Your instructions: Return the whole listing exactly as it stands.

Data in this exercise:
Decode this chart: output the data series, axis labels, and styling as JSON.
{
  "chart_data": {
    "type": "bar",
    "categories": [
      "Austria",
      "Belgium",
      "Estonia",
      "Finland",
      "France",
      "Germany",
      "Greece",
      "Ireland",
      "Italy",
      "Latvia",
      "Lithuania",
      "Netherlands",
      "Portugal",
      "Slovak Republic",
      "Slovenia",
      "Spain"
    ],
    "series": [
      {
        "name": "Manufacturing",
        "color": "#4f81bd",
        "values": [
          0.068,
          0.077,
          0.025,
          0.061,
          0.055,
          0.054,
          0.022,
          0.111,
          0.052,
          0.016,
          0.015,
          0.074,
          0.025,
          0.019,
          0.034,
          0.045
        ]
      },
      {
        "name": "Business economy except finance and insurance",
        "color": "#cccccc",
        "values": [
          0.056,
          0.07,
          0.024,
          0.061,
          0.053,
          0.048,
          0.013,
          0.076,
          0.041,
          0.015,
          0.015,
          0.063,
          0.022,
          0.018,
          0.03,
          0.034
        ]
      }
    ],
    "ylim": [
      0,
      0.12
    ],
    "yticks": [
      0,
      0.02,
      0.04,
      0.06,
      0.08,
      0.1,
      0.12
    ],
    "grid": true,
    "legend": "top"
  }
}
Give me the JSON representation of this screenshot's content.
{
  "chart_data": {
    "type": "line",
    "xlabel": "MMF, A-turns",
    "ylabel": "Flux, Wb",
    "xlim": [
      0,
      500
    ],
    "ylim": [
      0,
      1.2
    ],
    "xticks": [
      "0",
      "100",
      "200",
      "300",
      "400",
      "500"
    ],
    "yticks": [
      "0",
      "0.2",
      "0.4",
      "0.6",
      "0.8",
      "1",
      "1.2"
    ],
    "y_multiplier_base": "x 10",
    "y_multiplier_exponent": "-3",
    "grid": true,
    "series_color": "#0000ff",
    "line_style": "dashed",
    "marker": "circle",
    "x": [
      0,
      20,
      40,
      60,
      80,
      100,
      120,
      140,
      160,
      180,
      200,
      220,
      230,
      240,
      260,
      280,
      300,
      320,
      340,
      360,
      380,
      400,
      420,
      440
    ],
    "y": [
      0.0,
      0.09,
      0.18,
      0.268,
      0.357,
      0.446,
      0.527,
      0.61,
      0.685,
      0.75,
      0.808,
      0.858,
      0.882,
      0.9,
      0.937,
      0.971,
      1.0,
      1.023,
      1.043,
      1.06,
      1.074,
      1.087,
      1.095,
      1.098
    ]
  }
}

Finished task:
Decode this chart: output the data series, axis labels, and styling as JSON.
{
  "chart_data": {
    "type": "bar",
    "categories": [
      "Austria",
      "Belgium",
      "Estonia",
      "Finland",
      "France",
      "Germany",
      "Greece",
      "Ireland",
      "Italy",
      "Latvia",
      "Lithuania",
      "Netherlands",
      "Portugal",
      "Slovak Republic",
      "Slovenia",
      "Spain"
    ],
    "series": [
      {
        "name": "Manufacturing",
        "color": "#4f81bd",
        "values": [
          0.068,
          0.077,
          0.025,
          0.061,
          0.055,
          0.054,
          0.022,
          0.111,
          0.052,
          0.016,
          0.015,
          0.074,
          0.025,
          0.019,
          0.034,
          0.045
        ]
      },
      {
        "name": "Business economy except finance and insurance",
        "color": "#cccccc",
        "values": [
          0.056,
          0.07,
          0.024,
          0.061,
          0.053,
          0.048,
          0.013,
          0.076,
          0.041,
          0.015,
          0.015,
          0.063,
          0.022,
          0.018,
          0.03,
          0.034
        ]
      }
    ],
    "ylim": [
      0,
      0.12
    ],
    "yticks": [
      0,
      0.02,
      0.04,
      0.06,
      0.08,
      0.1,
      0.12
    ],
    "grid": true,
    "legend": "top"
  }
}
Give me the JSON representation of this screenshot's content.
{
  "chart_data": {
    "type": "line",
    "xlabel": "MMF, A-turns",
    "ylabel": "Flux, Wb",
    "xlim": [
      0,
      500
    ],
    "ylim": [
      0,
      1.2
    ],
    "xticks": [
      "0",
      "100",
      "200",
      "300",
      "400",
      "500"
    ],
    "yticks": [
      "0",
      "0.2",
      "0.4",
      "0.6",
      "0.8",
      "1",
      "1.2"
    ],
    "y_multiplier_base": "x 10",
    "y_multiplier_exponent": "-3",
    "grid": true,
    "series_color": "#0000ff",
    "line_style": "dashed",
    "marker": "circle",
    "x": [
      0,
      20,
      40,
      60,
      80,
      100,
      120,
      140,
      160,
      180,
      200,
      220,
      230,
      240,
      260,
      280,
      300,
      320,
      340,
      360,
      380,
      400,
      420,
      440
    ],
    "y": [
      0.0,
      0.09,
      0.18,
      0.268,
      0.357,
      0.446,
      0.527,
      0.61,
      0.685,
      0.75,
      0.808,
      0.858,
      0.882,
      0.9,
      0.937,
      0.971,
      1.0,
      1.023,
      1.043,
      1.06,
      1.074,
      1.087,
      1.095,
      1.098
    ]
  }
}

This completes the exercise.